### Stored data entries
- - - - - - -
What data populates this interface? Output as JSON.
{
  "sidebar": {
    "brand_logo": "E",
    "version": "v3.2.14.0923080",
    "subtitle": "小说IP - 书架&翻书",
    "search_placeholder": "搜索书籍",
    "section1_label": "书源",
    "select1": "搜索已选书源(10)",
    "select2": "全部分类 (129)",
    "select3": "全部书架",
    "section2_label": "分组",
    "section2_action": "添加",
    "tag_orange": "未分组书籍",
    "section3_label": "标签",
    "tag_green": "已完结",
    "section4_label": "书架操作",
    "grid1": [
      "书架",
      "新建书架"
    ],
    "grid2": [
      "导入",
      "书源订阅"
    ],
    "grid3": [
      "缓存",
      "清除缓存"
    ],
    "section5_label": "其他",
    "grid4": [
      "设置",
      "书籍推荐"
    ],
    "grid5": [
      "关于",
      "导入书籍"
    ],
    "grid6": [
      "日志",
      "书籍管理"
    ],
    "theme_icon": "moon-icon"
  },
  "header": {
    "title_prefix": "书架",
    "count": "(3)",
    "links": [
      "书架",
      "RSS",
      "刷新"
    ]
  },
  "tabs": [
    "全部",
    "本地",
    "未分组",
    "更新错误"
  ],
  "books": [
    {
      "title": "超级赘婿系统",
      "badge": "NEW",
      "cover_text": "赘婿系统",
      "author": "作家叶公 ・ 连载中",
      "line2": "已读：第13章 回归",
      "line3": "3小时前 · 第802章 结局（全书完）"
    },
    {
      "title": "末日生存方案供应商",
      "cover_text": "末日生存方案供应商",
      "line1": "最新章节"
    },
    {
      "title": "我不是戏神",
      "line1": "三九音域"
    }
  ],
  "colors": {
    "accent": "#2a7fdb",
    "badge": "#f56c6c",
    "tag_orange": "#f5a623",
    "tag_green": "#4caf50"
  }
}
- - - - - - -
Give the data again, exactly as it stands.

### ANSWER TO THIS EXERCISE
What data populates this interface? Output as JSON.
{
  "sidebar": {
    "brand_logo": "E",
    "version": "v3.2.14.0923080",
    "subtitle": "小说IP - 书架&翻书",
    "search_placeholder": "搜索书籍",
    "section1_label": "书源",
    "select1": "搜索已选书源(10)",
    "select2": "全部分类 (129)",
    "select3": "全部书架",
    "section2_label": "分组",
    "section2_action": "添加",
    "tag_orange": "未分组书籍",
    "section3_label": "标签",
    "tag_green": "已完结",
    "section4_label": "书架操作",
    "grid1": [
      "书架",
      "新建书架"
    ],
    "grid2": [
      "导入",
      "书源订阅"
    ],
    "grid3": [
      "缓存",
      "清除缓存"
    ],
    "section5_label": "其他",
    "grid4": [
      "设置",
      "书籍推荐"
    ],
    "grid5": [
      "关于",
      "导入书籍"
    ],
    "grid6": [
      "日志",
      "书籍管理"
    ],
    "theme_icon": "moon-icon"
  },
  "header": {
    "title_prefix": "书架",
    "count": "(3)",
    "links": [
      "书架",
      "RSS",
      "刷新"
    ]
  },
  "tabs": [
    "全部",
    "本地",
    "未分组",
    "更新错误"
  ],
  "books": [
    {
      "title": "超级赘婿系统",
      "badge": "NEW",
      "cover_text": "赘婿系统",
      "author": "作家叶公 ・ 连载中",
      "line2": "已读：第13章 回归",
      "line3": "3小时前 · 第802章 结局（全书完）"
    },
    {
      "title": "末日生存方案供应商",
      "cover_text": "末日生存方案供应商",
      "line1": "最新章节"
    },
    {
      "title": "我不是戏神",
      "line1": "三九音域"
    }
  ],
  "colors": {
    "accent": "#2a7fdb",
    "badge": "#f56c6c",
    "tag_orange": "#f5a623",
    "tag_green": "#4caf50"
  }
}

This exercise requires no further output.